Task inputs.
━━━━━━━━
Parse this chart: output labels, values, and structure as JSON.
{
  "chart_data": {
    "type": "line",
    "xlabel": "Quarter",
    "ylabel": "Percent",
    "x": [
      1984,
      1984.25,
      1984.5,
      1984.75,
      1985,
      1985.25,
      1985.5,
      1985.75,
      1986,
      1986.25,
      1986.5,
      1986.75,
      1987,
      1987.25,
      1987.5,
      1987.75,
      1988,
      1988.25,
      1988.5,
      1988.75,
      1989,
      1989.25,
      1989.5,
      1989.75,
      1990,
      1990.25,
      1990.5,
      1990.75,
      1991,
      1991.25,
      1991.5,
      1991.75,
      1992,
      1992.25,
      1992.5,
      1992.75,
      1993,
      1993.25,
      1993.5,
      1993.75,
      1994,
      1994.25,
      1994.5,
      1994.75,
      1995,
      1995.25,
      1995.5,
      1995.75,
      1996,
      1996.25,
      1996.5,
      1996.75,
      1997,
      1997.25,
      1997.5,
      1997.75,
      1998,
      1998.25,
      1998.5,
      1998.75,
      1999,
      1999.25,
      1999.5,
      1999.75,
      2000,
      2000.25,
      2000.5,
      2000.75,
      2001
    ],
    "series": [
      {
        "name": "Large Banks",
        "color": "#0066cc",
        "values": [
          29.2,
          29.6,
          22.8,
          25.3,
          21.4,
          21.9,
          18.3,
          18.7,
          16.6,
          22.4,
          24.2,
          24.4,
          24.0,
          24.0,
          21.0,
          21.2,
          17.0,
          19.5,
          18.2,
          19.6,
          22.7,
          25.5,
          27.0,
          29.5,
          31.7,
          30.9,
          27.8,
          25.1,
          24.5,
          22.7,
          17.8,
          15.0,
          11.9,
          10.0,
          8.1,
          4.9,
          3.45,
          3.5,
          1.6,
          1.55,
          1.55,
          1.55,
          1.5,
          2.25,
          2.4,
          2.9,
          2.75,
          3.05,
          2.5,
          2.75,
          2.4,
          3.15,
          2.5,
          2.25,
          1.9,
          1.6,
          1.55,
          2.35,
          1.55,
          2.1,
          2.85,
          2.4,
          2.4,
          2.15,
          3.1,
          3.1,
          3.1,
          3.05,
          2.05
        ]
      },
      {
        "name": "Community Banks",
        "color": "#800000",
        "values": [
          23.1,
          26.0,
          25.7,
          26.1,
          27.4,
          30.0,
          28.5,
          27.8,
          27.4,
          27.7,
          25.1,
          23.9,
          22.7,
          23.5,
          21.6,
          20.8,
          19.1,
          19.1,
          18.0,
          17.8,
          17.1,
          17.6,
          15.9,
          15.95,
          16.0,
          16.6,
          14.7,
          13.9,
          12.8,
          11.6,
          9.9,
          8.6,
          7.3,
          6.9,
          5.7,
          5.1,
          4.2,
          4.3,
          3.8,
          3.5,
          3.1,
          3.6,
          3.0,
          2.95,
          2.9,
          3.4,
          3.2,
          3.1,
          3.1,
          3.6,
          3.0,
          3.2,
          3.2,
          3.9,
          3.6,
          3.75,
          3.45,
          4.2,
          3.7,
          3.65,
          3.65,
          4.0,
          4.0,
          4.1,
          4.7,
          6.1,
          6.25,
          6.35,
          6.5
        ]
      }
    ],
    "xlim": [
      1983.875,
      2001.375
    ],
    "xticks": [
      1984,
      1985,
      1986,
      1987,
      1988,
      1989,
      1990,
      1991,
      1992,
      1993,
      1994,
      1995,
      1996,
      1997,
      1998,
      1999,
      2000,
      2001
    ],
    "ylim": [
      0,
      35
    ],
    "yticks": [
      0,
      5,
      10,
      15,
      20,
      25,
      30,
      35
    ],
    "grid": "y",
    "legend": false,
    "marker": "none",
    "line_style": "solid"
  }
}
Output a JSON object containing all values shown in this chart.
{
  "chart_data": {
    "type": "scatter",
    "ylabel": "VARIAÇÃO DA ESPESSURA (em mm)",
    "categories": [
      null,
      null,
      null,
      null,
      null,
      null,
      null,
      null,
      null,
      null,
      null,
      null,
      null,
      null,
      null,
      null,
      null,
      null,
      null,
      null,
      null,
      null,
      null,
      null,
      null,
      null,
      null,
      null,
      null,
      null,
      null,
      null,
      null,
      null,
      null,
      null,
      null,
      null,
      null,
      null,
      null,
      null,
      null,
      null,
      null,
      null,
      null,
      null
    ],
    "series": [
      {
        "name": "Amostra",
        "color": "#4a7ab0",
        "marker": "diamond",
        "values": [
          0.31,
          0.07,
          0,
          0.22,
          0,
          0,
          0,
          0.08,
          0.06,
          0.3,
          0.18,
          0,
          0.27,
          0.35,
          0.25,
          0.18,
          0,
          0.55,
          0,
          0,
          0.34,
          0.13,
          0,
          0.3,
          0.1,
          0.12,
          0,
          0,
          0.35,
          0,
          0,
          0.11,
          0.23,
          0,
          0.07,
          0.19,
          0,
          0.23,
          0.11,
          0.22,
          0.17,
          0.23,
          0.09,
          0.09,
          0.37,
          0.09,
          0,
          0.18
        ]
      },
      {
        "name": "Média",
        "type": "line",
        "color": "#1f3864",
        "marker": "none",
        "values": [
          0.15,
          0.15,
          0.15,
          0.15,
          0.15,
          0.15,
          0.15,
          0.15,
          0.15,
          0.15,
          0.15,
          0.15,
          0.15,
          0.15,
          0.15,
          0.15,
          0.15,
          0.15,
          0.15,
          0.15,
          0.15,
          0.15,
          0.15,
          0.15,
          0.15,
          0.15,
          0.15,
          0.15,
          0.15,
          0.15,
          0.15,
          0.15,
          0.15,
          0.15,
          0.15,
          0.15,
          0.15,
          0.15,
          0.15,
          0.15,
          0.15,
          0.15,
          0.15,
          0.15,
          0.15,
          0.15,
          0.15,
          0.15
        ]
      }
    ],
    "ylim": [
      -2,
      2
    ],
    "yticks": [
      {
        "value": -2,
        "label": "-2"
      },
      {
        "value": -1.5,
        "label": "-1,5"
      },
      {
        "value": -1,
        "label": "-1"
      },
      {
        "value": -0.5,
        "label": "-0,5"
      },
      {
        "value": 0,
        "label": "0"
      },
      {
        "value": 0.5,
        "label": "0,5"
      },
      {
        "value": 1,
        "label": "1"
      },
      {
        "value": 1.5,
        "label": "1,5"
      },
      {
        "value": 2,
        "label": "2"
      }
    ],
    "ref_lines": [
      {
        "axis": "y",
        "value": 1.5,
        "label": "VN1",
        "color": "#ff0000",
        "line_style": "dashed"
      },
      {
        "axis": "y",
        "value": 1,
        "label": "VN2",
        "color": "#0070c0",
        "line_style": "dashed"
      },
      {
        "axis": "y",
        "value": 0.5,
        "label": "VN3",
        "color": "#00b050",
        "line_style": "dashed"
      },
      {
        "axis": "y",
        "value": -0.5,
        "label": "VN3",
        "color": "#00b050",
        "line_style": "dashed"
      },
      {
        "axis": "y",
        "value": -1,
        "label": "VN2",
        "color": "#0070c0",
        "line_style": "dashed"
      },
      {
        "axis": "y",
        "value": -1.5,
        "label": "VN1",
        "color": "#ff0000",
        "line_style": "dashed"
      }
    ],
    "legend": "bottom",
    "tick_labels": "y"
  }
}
━━━━━━━━
Extract all the material, leaving every line as it is.

Parse this chart: output labels, values, and structure as JSON.
{
  "chart_data": {
    "type": "line",
    "xlabel": "Quarter",
    "ylabel": "Percent",
    "x": [
      1984,
      1984.25,
      1984.5,
      1984.75,
      1985,
      1985.25,
      1985.5,
      1985.75,
      1986,
      1986.25,
      1986.5,
      1986.75,
      1987,
      1987.25,
      1987.5,
      1987.75,
      1988,
      1988.25,
      1988.5,
      1988.75,
      1989,
      1989.25,
      1989.5,
      1989.75,
      1990,
      1990.25,
      1990.5,
      1990.75,
      1991,
      1991.25,
      1991.5,
      1991.75,
      1992,
      1992.25,
      1992.5,
      1992.75,
      1993,
      1993.25,
      1993.5,
      1993.75,
      1994,
      1994.25,
      1994.5,
      1994.75,
      1995,
      1995.25,
      1995.5,
      1995.75,
      1996,
      1996.25,
      1996.5,
      1996.75,
      1997,
      1997.25,
      1997.5,
      1997.75,
      1998,
      1998.25,
      1998.5,
      1998.75,
      1999,
      1999.25,
      1999.5,
      1999.75,
      2000,
      2000.25,
      2000.5,
      2000.75,
      2001
    ],
    "series": [
      {
        "name": "Large Banks",
        "color": "#0066cc",
        "values": [
          29.2,
          29.6,
          22.8,
          25.3,
          21.4,
          21.9,
          18.3,
          18.7,
          16.6,
          22.4,
          24.2,
          24.4,
          24.0,
          24.0,
          21.0,
          21.2,
          17.0,
          19.5,
          18.2,
          19.6,
          22.7,
          25.5,
          27.0,
          29.5,
          31.7,
          30.9,
          27.8,
          25.1,
          24.5,
          22.7,
          17.8,
          15.0,
          11.9,
          10.0,
          8.1,
          4.9,
          3.45,
          3.5,
          1.6,
          1.55,
          1.55,
          1.55,
          1.5,
          2.25,
          2.4,
          2.9,
          2.75,
          3.05,
          2.5,
          2.75,
          2.4,
          3.15,
          2.5,
          2.25,
          1.9,
          1.6,
          1.55,
          2.35,
          1.55,
          2.1,
          2.85,
          2.4,
          2.4,
          2.15,
          3.1,
          3.1,
          3.1,
          3.05,
          2.05
        ]
      },
      {
        "name": "Community Banks",
        "color": "#800000",
        "values": [
          23.1,
          26.0,
          25.7,
          26.1,
          27.4,
          30.0,
          28.5,
          27.8,
          27.4,
          27.7,
          25.1,
          23.9,
          22.7,
          23.5,
          21.6,
          20.8,
          19.1,
          19.1,
          18.0,
          17.8,
          17.1,
          17.6,
          15.9,
          15.95,
          16.0,
          16.6,
          14.7,
          13.9,
          12.8,
          11.6,
          9.9,
          8.6,
          7.3,
          6.9,
          5.7,
          5.1,
          4.2,
          4.3,
          3.8,
          3.5,
          3.1,
          3.6,
          3.0,
          2.95,
          2.9,
          3.4,
          3.2,
          3.1,
          3.1,
          3.6,
          3.0,
          3.2,
          3.2,
          3.9,
          3.6,
          3.75,
          3.45,
          4.2,
          3.7,
          3.65,
          3.65,
          4.0,
          4.0,
          4.1,
          4.7,
          6.1,
          6.25,
          6.35,
          6.5
        ]
      }
    ],
    "xlim": [
      1983.875,
      2001.375
    ],
    "xticks": [
      1984,
      1985,
      1986,
      1987,
      1988,
      1989,
      1990,
      1991,
      1992,
      1993,
      1994,
      1995,
      1996,
      1997,
      1998,
      1999,
      2000,
      2001
    ],
    "ylim": [
      0,
      35
    ],
    "yticks": [
      0,
      5,
      10,
      15,
      20,
      25,
      30,
      35
    ],
    "grid": "y",
    "legend": false,
    "marker": "none",
    "line_style": "solid"
  }
}
Output a JSON object containing all values shown in this chart.
{
  "chart_data": {
    "type": "scatter",
    "ylabel": "VARIAÇÃO DA ESPESSURA (em mm)",
    "categories": [
      null,
      null,
      null,
      null,
      null,
      null,
      null,
      null,
      null,
      null,
      null,
      null,
      null,
      null,
      null,
      null,
      null,
      null,
      null,
      null,
      null,
      null,
      null,
      null,
      null,
      null,
      null,
      null,
      null,
      null,
      null,
      null,
      null,
      null,
      null,
      null,
      null,
      null,
      null,
      null,
      null,
      null,
      null,
      null,
      null,
      null,
      null,
      null
    ],
    "series": [
      {
        "name": "Amostra",
        "color": "#4a7ab0",
        "marker": "diamond",
        "values": [
          0.31,
          0.07,
          0,
          0.22,
          0,
          0,
          0,
          0.08,
          0.06,
          0.3,
          0.18,
          0,
          0.27,
          0.35,
          0.25,
          0.18,
          0,
          0.55,
          0,
          0,
          0.34,
          0.13,
          0,
          0.3,
          0.1,
          0.12,
          0,
          0,
          0.35,
          0,
          0,
          0.11,
          0.23,
          0,
          0.07,
          0.19,
          0,
          0.23,
          0.11,
          0.22,
          0.17,
          0.23,
          0.09,
          0.09,
          0.37,
          0.09,
          0,
          0.18
        ]
      },
      {
        "name": "Média",
        "type": "line",
        "color": "#1f3864",
        "marker": "none",
        "values": [
          0.15,
          0.15,
          0.15,
          0.15,
          0.15,
          0.15,
          0.15,
          0.15,
          0.15,
          0.15,
          0.15,
          0.15,
          0.15,
          0.15,
          0.15,
          0.15,
          0.15,
          0.15,
          0.15,
          0.15,
          0.15,
          0.15,
          0.15,
          0.15,
          0.15,
          0.15,
          0.15,
          0.15,
          0.15,
          0.15,
          0.15,
          0.15,
          0.15,
          0.15,
          0.15,
          0.15,
          0.15,
          0.15,
          0.15,
          0.15,
          0.15,
          0.15,
          0.15,
          0.15,
          0.15,
          0.15,
          0.15,
          0.15
        ]
      }
    ],
    "ylim": [
      -2,
      2
    ],
    "yticks": [
      {
        "value": -2,
        "label": "-2"
      },
      {
        "value": -1.5,
        "label": "-1,5"
      },
      {
        "value": -1,
        "label": "-1"
      },
      {
        "value": -0.5,
        "label": "-0,5"
      },
      {
        "value": 0,
        "label": "0"
      },
      {
        "value": 0.5,
        "label": "0,5"
      },
      {
        "value": 1,
        "label": "1"
      },
      {
        "value": 1.5,
        "label": "1,5"
      },
      {
        "value": 2,
        "label": "2"
      }
    ],
    "ref_lines": [
      {
        "axis": "y",
        "value": 1.5,
        "label": "VN1",
        "color": "#ff0000",
        "line_style": "dashed"
      },
      {
        "axis": "y",
        "value": 1,
        "label": "VN2",
        "color": "#0070c0",
        "line_style": "dashed"
      },
      {
        "axis": "y",
        "value": 0.5,
        "label": "VN3",
        "color": "#00b050",
        "line_style": "dashed"
      },
      {
        "axis": "y",
        "value": -0.5,
        "label": "VN3",
        "color": "#00b050",
        "line_style": "dashed"
      },
      {
        "axis": "y",
        "value": -1,
        "label": "VN2",
        "color": "#0070c0",
        "line_style": "dashed"
      },
      {
        "axis": "y",
        "value": -1.5,
        "label": "VN1",
        "color": "#ff0000",
        "line_style": "dashed"
      }
    ],
    "legend": "bottom",
    "tick_labels": "y"
  }
}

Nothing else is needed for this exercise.